■ DATA EXTRACT:
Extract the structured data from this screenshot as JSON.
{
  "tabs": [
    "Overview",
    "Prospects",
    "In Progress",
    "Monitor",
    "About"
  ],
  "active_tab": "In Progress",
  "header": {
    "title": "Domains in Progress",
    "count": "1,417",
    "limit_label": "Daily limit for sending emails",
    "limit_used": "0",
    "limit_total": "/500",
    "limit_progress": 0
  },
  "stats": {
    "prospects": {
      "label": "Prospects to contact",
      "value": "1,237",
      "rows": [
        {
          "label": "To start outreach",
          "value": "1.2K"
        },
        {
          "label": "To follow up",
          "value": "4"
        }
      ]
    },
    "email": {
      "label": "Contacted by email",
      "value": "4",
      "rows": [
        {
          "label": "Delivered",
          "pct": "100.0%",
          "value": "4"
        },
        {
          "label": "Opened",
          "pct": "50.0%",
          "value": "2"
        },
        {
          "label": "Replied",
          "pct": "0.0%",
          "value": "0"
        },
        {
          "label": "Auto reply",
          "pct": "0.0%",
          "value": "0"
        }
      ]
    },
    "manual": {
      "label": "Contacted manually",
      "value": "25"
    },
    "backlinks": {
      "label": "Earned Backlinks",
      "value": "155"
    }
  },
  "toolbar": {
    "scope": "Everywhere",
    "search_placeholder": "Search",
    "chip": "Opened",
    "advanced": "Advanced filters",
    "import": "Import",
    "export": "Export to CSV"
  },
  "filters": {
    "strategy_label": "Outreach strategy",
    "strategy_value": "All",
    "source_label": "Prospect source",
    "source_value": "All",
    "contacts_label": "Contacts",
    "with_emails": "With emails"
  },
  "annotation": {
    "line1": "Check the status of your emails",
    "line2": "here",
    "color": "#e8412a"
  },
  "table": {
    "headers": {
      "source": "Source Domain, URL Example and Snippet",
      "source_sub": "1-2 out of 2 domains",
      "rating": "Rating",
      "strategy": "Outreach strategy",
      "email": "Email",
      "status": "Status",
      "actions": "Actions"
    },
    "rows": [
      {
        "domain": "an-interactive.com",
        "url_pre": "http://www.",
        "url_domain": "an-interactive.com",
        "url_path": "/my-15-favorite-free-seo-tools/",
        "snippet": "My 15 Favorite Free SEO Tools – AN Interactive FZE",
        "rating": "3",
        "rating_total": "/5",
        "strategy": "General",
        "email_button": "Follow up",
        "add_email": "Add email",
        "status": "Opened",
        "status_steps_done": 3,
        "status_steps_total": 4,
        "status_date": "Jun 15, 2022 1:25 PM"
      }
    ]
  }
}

■ TASK: Repeat the material in full, exactly as it stands.

■ SOLUTION TO THE PROBLEM:
Extract the structured data from this screenshot as JSON.
{
  "tabs": [
    "Overview",
    "Prospects",
    "In Progress",
    "Monitor",
    "About"
  ],
  "active_tab": "In Progress",
  "header": {
    "title": "Domains in Progress",
    "count": "1,417",
    "limit_label": "Daily limit for sending emails",
    "limit_used": "0",
    "limit_total": "/500",
    "limit_progress": 0
  },
  "stats": {
    "prospects": {
      "label": "Prospects to contact",
      "value": "1,237",
      "rows": [
        {
          "label": "To start outreach",
          "value": "1.2K"
        },
        {
          "label": "To follow up",
          "value": "4"
        }
      ]
    },
    "email": {
      "label": "Contacted by email",
      "value": "4",
      "rows": [
        {
          "label": "Delivered",
          "pct": "100.0%",
          "value": "4"
        },
        {
          "label": "Opened",
          "pct": "50.0%",
          "value": "2"
        },
        {
          "label": "Replied",
          "pct": "0.0%",
          "value": "0"
        },
        {
          "label": "Auto reply",
          "pct": "0.0%",
          "value": "0"
        }
      ]
    },
    "manual": {
      "label": "Contacted manually",
      "value": "25"
    },
    "backlinks": {
      "label": "Earned Backlinks",
      "value": "155"
    }
  },
  "toolbar": {
    "scope": "Everywhere",
    "search_placeholder": "Search",
    "chip": "Opened",
    "advanced": "Advanced filters",
    "import": "Import",
    "export": "Export to CSV"
  },
  "filters": {
    "strategy_label": "Outreach strategy",
    "strategy_value": "All",
    "source_label": "Prospect source",
    "source_value": "All",
    "contacts_label": "Contacts",
    "with_emails": "With emails"
  },
  "annotation": {
    "line1": "Check the status of your emails",
    "line2": "here",
    "color": "#e8412a"
  },
  "table": {
    "headers": {
      "source": "Source Domain, URL Example and Snippet",
      "source_sub": "1-2 out of 2 domains",
      "rating": "Rating",
      "strategy": "Outreach strategy",
      "email": "Email",
      "status": "Status",
      "actions": "Actions"
    },
    "rows": [
      {
        "domain": "an-interactive.com",
        "url_pre": "http://www.",
        "url_domain": "an-interactive.com",
        "url_path": "/my-15-favorite-free-seo-tools/",
        "snippet": "My 15 Favorite Free SEO Tools – AN Interactive FZE",
        "rating": "3",
        "rating_total": "/5",
        "strategy": "General",
        "email_button": "Follow up",
        "add_email": "Add email",
        "status": "Opened",
        "status_steps_done": 3,
        "status_steps_total": 4,
        "status_date": "Jun 15, 2022 1:25 PM"
      }
    ]
  }
}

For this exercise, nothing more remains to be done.